SHORT TASK: Find the lines of data that contain the string "text", then list them.

STORED DATA:
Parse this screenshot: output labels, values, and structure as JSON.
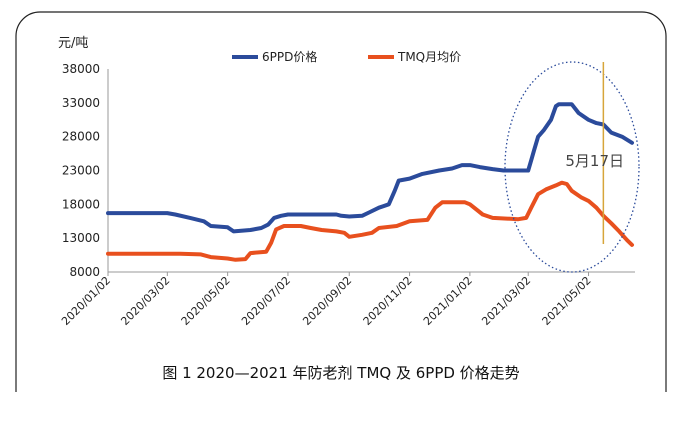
{
  "caption": "图 1  2020—2021 年防老剂 TMQ 及 6PPD 价格走势",
  "chart_data": {
    "type": "line",
    "unit_label": "元/吨",
    "ylim": [
      8000,
      38000
    ],
    "yticks": [
      "38000",
      "33000",
      "28000",
      "23000",
      "18000",
      "13000",
      "8000"
    ],
    "ytick_values": [
      38000,
      33000,
      28000,
      23000,
      18000,
      13000,
      8000
    ],
    "xticks": [
      "2020/01/02",
      "2020/03/02",
      "2020/05/02",
      "2020/07/02",
      "2020/09/02",
      "2020/11/02",
      "2021/01/02",
      "2021/03/02",
      "2021/05/02"
    ],
    "grid": false,
    "legend_position": "top",
    "annotation": {
      "text": "5月17日",
      "x": "2021/05/17"
    },
    "series": [
      {
        "name": "6PPD价格",
        "color": "#2b4b9b",
        "points": [
          [
            "2020/01/02",
            16700
          ],
          [
            "2020/03/02",
            16700
          ],
          [
            "2020/03/10",
            16500
          ],
          [
            "2020/03/25",
            16000
          ],
          [
            "2020/04/08",
            15500
          ],
          [
            "2020/04/15",
            14800
          ],
          [
            "2020/05/02",
            14600
          ],
          [
            "2020/05/08",
            14000
          ],
          [
            "2020/05/25",
            14200
          ],
          [
            "2020/06/05",
            14500
          ],
          [
            "2020/06/12",
            15000
          ],
          [
            "2020/06/18",
            16000
          ],
          [
            "2020/06/25",
            16300
          ],
          [
            "2020/07/02",
            16500
          ],
          [
            "2020/08/20",
            16500
          ],
          [
            "2020/08/25",
            16300
          ],
          [
            "2020/09/02",
            16200
          ],
          [
            "2020/09/15",
            16300
          ],
          [
            "2020/09/22",
            16800
          ],
          [
            "2020/10/02",
            17500
          ],
          [
            "2020/10/12",
            18000
          ],
          [
            "2020/10/18",
            20000
          ],
          [
            "2020/10/22",
            21500
          ],
          [
            "2020/11/02",
            21800
          ],
          [
            "2020/11/15",
            22500
          ],
          [
            "2020/12/02",
            23000
          ],
          [
            "2020/12/15",
            23300
          ],
          [
            "2020/12/25",
            23800
          ],
          [
            "2021/01/02",
            23800
          ],
          [
            "2021/01/12",
            23500
          ],
          [
            "2021/01/25",
            23200
          ],
          [
            "2021/02/05",
            23000
          ],
          [
            "2021/03/02",
            23000
          ],
          [
            "2021/03/05",
            24500
          ],
          [
            "2021/03/08",
            26000
          ],
          [
            "2021/03/12",
            28000
          ],
          [
            "2021/03/18",
            29000
          ],
          [
            "2021/03/25",
            30500
          ],
          [
            "2021/03/30",
            32500
          ],
          [
            "2021/04/02",
            32800
          ],
          [
            "2021/04/15",
            32800
          ],
          [
            "2021/04/22",
            31500
          ],
          [
            "2021/05/02",
            30500
          ],
          [
            "2021/05/10",
            30000
          ],
          [
            "2021/05/17",
            29800
          ],
          [
            "2021/05/25",
            28600
          ],
          [
            "2021/06/05",
            28000
          ],
          [
            "2021/06/15",
            27100
          ]
        ]
      },
      {
        "name": "TMQ月均价",
        "color": "#e8501e",
        "points": [
          [
            "2020/01/02",
            10700
          ],
          [
            "2020/03/15",
            10700
          ],
          [
            "2020/04/05",
            10600
          ],
          [
            "2020/04/15",
            10200
          ],
          [
            "2020/05/02",
            10000
          ],
          [
            "2020/05/10",
            9800
          ],
          [
            "2020/05/20",
            9900
          ],
          [
            "2020/05/25",
            10800
          ],
          [
            "2020/06/10",
            11000
          ],
          [
            "2020/06/15",
            12300
          ],
          [
            "2020/06/20",
            14300
          ],
          [
            "2020/06/28",
            14800
          ],
          [
            "2020/07/15",
            14800
          ],
          [
            "2020/07/25",
            14500
          ],
          [
            "2020/08/05",
            14200
          ],
          [
            "2020/08/20",
            14000
          ],
          [
            "2020/08/28",
            13800
          ],
          [
            "2020/09/02",
            13200
          ],
          [
            "2020/09/15",
            13500
          ],
          [
            "2020/09/25",
            13800
          ],
          [
            "2020/10/02",
            14500
          ],
          [
            "2020/10/20",
            14800
          ],
          [
            "2020/11/02",
            15500
          ],
          [
            "2020/11/20",
            15700
          ],
          [
            "2020/11/28",
            17500
          ],
          [
            "2020/12/05",
            18300
          ],
          [
            "2020/12/28",
            18300
          ],
          [
            "2021/01/02",
            18000
          ],
          [
            "2021/01/15",
            16500
          ],
          [
            "2021/01/25",
            16000
          ],
          [
            "2021/02/20",
            15800
          ],
          [
            "2021/02/28",
            16000
          ],
          [
            "2021/03/05",
            17500
          ],
          [
            "2021/03/12",
            19500
          ],
          [
            "2021/03/20",
            20200
          ],
          [
            "2021/03/30",
            20800
          ],
          [
            "2021/04/05",
            21200
          ],
          [
            "2021/04/10",
            21000
          ],
          [
            "2021/04/15",
            20000
          ],
          [
            "2021/04/25",
            19000
          ],
          [
            "2021/05/02",
            18500
          ],
          [
            "2021/05/10",
            17500
          ],
          [
            "2021/05/17",
            16300
          ],
          [
            "2021/05/25",
            15200
          ],
          [
            "2021/06/02",
            14000
          ],
          [
            "2021/06/10",
            12700
          ],
          [
            "2021/06/15",
            12000
          ]
        ]
      }
    ]
  }
}
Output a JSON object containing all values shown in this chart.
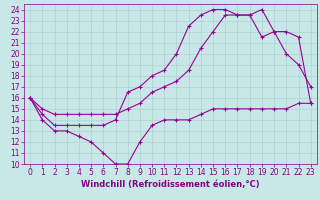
{
  "xlabel": "Windchill (Refroidissement éolien,°C)",
  "bg_color": "#c8e8e8",
  "line_color": "#990099",
  "xlim": [
    -0.5,
    23.5
  ],
  "ylim": [
    10,
    24.5
  ],
  "xticks": [
    0,
    1,
    2,
    3,
    4,
    5,
    6,
    7,
    8,
    9,
    10,
    11,
    12,
    13,
    14,
    15,
    16,
    17,
    18,
    19,
    20,
    21,
    22,
    23
  ],
  "yticks": [
    10,
    11,
    12,
    13,
    14,
    15,
    16,
    17,
    18,
    19,
    20,
    21,
    22,
    23,
    24
  ],
  "line1_x": [
    0,
    1,
    2,
    3,
    4,
    5,
    6,
    7,
    8,
    9,
    10,
    11,
    12,
    13,
    14,
    15,
    16,
    17,
    18,
    19,
    20,
    21,
    22,
    23
  ],
  "line1_y": [
    16.0,
    14.0,
    13.0,
    13.0,
    12.5,
    12.0,
    11.0,
    10.0,
    10.0,
    12.0,
    13.5,
    14.0,
    14.0,
    14.0,
    14.5,
    15.0,
    15.0,
    15.0,
    15.0,
    15.0,
    15.0,
    15.0,
    15.5,
    15.5
  ],
  "line2_x": [
    0,
    1,
    2,
    3,
    4,
    5,
    6,
    7,
    8,
    9,
    10,
    11,
    12,
    13,
    14,
    15,
    16,
    17,
    18,
    19,
    20,
    21,
    22,
    23
  ],
  "line2_y": [
    16.0,
    14.5,
    13.5,
    13.5,
    13.5,
    13.5,
    13.5,
    14.0,
    16.5,
    17.0,
    18.0,
    18.5,
    20.0,
    22.5,
    23.5,
    24.0,
    24.0,
    23.5,
    23.5,
    21.5,
    22.0,
    20.0,
    19.0,
    17.0
  ],
  "line3_x": [
    0,
    1,
    2,
    3,
    4,
    5,
    6,
    7,
    8,
    9,
    10,
    11,
    12,
    13,
    14,
    15,
    16,
    17,
    18,
    19,
    20,
    21,
    22,
    23
  ],
  "line3_y": [
    16.0,
    15.0,
    14.5,
    14.5,
    14.5,
    14.5,
    14.5,
    14.5,
    15.0,
    15.5,
    16.5,
    17.0,
    17.5,
    18.5,
    20.5,
    22.0,
    23.5,
    23.5,
    23.5,
    24.0,
    22.0,
    22.0,
    21.5,
    15.5
  ],
  "grid_color": "#aacccc",
  "font_color": "#880088",
  "marker": "+",
  "markersize": 3,
  "markeredgewidth": 0.8,
  "linewidth": 0.8,
  "tick_fontsize": 5.5,
  "xlabel_fontsize": 6.0
}
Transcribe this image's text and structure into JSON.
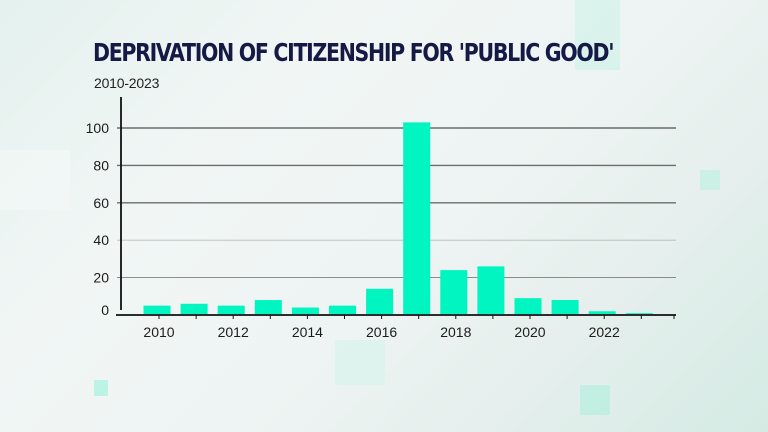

EXERCISE SOLUTION:
      "text": "5月17日",
Transcribe this image's text and structure into JSON.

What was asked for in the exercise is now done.